▶ [To be done]: Transcribe the material exactly. Images do not belong in the copy.

● ● ● ●

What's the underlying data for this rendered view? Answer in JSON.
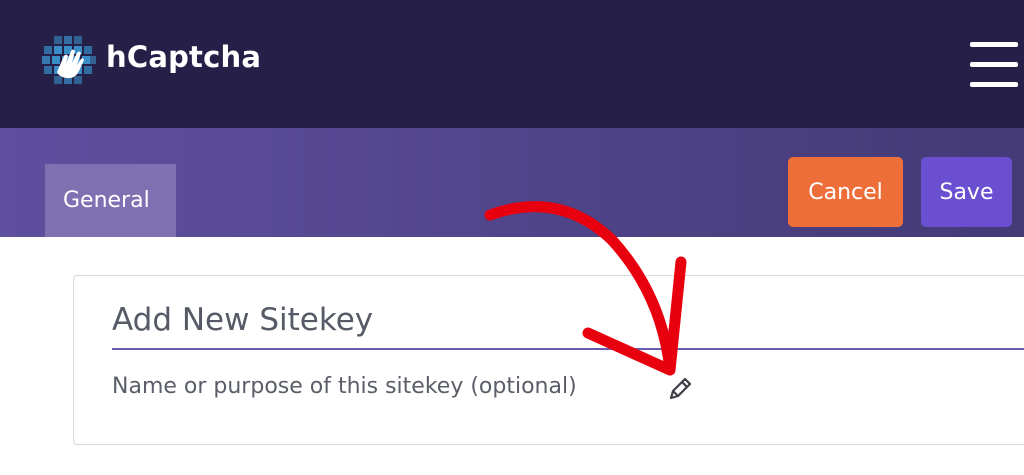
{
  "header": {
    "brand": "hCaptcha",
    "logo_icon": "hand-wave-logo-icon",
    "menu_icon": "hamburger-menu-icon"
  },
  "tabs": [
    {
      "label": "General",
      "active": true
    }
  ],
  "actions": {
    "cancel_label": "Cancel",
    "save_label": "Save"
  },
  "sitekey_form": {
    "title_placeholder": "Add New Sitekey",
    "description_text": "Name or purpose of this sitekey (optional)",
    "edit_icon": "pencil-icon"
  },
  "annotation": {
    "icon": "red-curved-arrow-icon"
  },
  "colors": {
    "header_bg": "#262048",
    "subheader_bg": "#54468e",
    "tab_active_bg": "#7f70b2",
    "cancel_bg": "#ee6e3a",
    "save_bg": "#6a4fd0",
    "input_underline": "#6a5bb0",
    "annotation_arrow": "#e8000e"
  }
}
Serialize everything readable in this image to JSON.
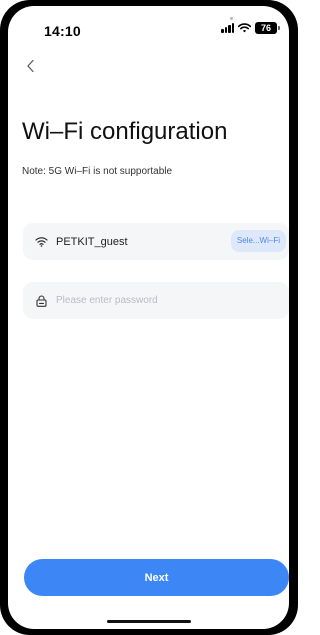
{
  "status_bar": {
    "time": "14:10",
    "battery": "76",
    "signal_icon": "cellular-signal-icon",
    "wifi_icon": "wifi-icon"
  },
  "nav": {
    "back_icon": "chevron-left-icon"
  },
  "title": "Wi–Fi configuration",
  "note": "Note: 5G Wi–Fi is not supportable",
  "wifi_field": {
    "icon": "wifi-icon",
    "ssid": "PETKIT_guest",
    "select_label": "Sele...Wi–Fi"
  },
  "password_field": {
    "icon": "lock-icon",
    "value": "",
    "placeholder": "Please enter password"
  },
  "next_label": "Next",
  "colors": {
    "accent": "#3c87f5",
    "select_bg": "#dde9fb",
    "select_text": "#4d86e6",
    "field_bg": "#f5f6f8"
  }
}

● ● ● ●

▶ [Answer for the task]:
What's the underlying data for this rendered view? Answer in JSON.
{
  "header": {
    "brand": "hCaptcha",
    "logo_icon": "hand-wave-logo-icon",
    "menu_icon": "hamburger-menu-icon"
  },
  "tabs": [
    {
      "label": "General",
      "active": true
    }
  ],
  "actions": {
    "cancel_label": "Cancel",
    "save_label": "Save"
  },
  "sitekey_form": {
    "title_placeholder": "Add New Sitekey",
    "description_text": "Name or purpose of this sitekey (optional)",
    "edit_icon": "pencil-icon"
  },
  "annotation": {
    "icon": "red-curved-arrow-icon"
  },
  "colors": {
    "header_bg": "#262048",
    "subheader_bg": "#54468e",
    "tab_active_bg": "#7f70b2",
    "cancel_bg": "#ee6e3a",
    "save_bg": "#6a4fd0",
    "input_underline": "#6a5bb0",
    "annotation_arrow": "#e8000e"
  }
}
Serialize everything readable in this image to JSON.
{
  "status_bar": {
    "time": "14:10",
    "battery": "76",
    "signal_icon": "cellular-signal-icon",
    "wifi_icon": "wifi-icon"
  },
  "nav": {
    "back_icon": "chevron-left-icon"
  },
  "title": "Wi–Fi configuration",
  "note": "Note: 5G Wi–Fi is not supportable",
  "wifi_field": {
    "icon": "wifi-icon",
    "ssid": "PETKIT_guest",
    "select_label": "Sele...Wi–Fi"
  },
  "password_field": {
    "icon": "lock-icon",
    "value": "",
    "placeholder": "Please enter password"
  },
  "next_label": "Next",
  "colors": {
    "accent": "#3c87f5",
    "select_bg": "#dde9fb",
    "select_text": "#4d86e6",
    "field_bg": "#f5f6f8"
  }
}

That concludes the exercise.